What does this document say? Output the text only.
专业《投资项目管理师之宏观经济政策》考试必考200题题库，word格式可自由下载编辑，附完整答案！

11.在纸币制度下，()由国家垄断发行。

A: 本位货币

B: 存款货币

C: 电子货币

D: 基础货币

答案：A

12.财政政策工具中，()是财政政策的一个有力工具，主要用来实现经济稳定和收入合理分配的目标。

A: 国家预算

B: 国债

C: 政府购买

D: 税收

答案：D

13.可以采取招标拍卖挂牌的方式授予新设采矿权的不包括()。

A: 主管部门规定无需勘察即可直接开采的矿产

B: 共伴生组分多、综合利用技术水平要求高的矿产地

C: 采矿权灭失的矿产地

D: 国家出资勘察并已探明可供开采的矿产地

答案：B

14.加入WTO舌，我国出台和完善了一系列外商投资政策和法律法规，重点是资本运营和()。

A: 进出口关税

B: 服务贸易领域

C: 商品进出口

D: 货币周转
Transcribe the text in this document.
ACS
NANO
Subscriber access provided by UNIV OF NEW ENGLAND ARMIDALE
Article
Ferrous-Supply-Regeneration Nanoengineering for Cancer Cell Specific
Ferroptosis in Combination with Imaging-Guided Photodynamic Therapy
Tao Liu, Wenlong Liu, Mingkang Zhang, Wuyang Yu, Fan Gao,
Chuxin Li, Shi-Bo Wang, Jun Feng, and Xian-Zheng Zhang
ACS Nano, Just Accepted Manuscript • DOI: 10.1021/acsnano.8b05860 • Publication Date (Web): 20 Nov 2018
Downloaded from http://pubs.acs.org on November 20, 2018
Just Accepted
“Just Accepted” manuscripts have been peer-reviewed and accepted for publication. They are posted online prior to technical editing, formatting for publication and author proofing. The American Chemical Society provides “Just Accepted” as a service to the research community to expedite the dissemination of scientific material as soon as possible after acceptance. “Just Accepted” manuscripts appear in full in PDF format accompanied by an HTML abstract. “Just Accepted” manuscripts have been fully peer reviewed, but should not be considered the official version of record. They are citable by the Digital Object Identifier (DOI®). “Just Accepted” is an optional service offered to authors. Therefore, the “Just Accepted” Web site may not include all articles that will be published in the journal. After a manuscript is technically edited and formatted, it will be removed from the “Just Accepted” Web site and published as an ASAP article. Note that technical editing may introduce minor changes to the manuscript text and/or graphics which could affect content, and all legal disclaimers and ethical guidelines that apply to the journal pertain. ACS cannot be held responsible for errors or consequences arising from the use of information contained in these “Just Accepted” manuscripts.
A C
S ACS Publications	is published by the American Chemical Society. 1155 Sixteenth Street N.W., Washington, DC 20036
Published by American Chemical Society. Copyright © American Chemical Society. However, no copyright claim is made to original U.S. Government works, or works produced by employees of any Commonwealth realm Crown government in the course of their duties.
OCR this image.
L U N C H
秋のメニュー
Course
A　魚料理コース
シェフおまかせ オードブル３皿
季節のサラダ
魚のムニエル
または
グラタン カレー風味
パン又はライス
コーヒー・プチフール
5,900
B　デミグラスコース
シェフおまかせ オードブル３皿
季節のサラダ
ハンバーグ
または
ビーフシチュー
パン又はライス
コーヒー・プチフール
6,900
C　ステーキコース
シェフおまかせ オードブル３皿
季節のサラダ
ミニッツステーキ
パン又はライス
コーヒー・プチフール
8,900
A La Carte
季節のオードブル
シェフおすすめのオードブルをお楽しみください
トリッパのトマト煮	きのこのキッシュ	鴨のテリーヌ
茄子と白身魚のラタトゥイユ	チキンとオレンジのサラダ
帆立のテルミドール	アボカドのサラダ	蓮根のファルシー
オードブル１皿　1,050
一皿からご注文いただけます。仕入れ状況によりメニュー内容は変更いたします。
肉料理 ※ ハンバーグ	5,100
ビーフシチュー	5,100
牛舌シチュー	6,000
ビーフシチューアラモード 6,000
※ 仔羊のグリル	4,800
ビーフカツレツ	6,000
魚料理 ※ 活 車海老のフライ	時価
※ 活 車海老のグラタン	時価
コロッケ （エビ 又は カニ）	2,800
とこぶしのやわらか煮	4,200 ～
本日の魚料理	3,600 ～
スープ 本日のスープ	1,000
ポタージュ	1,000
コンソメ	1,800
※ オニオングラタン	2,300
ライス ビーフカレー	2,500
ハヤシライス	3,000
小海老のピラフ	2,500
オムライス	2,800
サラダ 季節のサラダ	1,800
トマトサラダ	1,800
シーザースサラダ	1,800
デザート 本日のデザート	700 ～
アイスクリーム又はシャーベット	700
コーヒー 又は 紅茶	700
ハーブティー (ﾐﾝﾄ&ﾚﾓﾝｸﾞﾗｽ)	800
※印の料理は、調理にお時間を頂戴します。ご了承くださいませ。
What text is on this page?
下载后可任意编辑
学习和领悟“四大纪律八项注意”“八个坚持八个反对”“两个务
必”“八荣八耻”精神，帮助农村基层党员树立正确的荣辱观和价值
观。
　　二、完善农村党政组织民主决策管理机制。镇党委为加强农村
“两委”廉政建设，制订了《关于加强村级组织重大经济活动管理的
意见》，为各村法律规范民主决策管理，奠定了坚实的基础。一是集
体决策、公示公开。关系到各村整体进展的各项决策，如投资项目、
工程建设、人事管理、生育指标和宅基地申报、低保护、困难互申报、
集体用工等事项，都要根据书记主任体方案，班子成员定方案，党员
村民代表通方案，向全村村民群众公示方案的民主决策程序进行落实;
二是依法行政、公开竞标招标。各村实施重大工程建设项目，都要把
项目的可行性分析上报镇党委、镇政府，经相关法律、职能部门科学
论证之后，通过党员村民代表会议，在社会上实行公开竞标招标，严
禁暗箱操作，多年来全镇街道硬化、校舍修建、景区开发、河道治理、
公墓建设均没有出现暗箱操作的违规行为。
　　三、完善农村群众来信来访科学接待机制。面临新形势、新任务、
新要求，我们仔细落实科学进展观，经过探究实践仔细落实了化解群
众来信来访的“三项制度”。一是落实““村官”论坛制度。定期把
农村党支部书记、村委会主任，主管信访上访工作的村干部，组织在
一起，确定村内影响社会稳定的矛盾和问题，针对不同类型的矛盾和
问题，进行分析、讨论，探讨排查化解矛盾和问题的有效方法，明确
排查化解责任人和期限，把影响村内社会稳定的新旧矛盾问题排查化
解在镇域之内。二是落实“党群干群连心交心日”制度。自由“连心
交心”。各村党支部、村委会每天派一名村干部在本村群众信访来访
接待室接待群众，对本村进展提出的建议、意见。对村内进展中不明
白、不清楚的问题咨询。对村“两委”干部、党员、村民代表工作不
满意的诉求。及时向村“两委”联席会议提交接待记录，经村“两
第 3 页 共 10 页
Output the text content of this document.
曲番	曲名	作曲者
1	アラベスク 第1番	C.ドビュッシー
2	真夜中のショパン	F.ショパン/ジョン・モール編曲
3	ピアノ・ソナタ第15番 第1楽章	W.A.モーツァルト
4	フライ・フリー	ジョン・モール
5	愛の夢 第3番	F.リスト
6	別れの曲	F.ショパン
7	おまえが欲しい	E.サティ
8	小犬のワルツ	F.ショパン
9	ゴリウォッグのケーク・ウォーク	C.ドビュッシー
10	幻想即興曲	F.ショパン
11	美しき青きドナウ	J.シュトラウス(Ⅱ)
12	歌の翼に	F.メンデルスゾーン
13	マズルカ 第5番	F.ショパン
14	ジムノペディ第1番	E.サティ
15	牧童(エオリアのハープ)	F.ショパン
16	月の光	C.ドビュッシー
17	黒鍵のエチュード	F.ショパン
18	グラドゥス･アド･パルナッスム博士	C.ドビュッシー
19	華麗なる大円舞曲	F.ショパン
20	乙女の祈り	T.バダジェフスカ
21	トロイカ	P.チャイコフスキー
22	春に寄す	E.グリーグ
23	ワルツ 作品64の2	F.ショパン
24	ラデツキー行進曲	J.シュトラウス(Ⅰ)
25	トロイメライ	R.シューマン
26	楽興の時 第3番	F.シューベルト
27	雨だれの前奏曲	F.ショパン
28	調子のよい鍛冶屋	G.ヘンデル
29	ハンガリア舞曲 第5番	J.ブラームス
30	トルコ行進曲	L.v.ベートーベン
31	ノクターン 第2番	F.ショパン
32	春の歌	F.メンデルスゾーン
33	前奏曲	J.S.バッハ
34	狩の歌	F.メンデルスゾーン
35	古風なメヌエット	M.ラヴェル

> DESCRIPTION OF THE TASK: Take each line containing the string "this" and copy it out.

> SOLUTION TO THE EXERCISE:
What does this document say? Output the text only.
Transcribe the text in this document.
OCR this image.
What text is on this page?
Output the text content of this document.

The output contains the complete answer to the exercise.